EXERCISE OBJECTIVE => State the job that Mostafa Ahmadi Roshan held, according to the passage below about Iran's nuclear program.

PROVIDED PASSAGE =>

****

Iran's development of nuclear weapons poses a grave threat to world stability and possibly an existential threat to this country's Middle Eastern ally, Israel. But how far can one go in efforts to thwart Tehran's nuclear ambition before going too far? Economic sanctions are one thing, but what about launching viruses to ravage Iranian computers? And how about the targeted assassination of Iranian nuclear scientists?
That appears to be what happened Wednesday, when Mostafa Ahmadi Roshan, a supervisor at the uranium enrichment plant in Natanz, was killed — reportedly by a car bomb that had been magnetically attached to his vehicle by a passing motorcyclist. That's the kind of clean, covert assassination method favored by Western intelligence agencies.

****

GIVEN DATA =>

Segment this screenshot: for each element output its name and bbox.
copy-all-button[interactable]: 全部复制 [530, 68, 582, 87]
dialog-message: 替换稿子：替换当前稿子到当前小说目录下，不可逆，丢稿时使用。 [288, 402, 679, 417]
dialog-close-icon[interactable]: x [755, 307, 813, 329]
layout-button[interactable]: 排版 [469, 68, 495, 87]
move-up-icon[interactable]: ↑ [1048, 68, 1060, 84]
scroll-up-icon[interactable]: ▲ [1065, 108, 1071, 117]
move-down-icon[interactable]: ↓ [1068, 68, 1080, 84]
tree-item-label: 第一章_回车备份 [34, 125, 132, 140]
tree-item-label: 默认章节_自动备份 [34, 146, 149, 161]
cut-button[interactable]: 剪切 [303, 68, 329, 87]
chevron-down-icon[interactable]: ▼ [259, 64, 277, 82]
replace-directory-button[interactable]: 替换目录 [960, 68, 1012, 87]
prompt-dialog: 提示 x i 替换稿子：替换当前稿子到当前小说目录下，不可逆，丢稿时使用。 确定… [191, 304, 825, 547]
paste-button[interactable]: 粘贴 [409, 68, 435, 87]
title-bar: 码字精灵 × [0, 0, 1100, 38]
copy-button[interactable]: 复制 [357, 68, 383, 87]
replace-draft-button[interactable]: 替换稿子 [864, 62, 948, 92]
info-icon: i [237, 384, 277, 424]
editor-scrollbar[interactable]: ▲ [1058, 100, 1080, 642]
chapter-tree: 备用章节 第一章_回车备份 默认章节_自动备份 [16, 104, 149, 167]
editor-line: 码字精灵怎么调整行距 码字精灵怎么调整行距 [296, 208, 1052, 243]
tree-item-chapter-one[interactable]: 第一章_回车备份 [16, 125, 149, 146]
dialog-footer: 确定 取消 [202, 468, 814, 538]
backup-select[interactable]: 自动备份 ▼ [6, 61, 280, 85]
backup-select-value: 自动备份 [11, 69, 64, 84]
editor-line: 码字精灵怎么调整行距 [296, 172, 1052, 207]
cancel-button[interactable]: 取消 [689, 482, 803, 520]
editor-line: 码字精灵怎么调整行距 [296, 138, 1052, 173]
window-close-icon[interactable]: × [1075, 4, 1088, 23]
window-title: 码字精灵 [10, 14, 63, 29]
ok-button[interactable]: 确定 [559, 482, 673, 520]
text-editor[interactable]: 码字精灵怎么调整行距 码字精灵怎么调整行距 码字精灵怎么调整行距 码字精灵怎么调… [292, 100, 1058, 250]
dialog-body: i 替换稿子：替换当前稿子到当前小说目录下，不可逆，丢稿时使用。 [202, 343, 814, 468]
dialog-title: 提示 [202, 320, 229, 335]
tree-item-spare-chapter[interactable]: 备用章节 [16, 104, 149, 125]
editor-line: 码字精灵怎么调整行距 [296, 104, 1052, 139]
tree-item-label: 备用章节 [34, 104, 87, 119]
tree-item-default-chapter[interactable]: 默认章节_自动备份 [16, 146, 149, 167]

****

OUTPUT => He was a supervisor at the uranium enrichment plant in Natanz.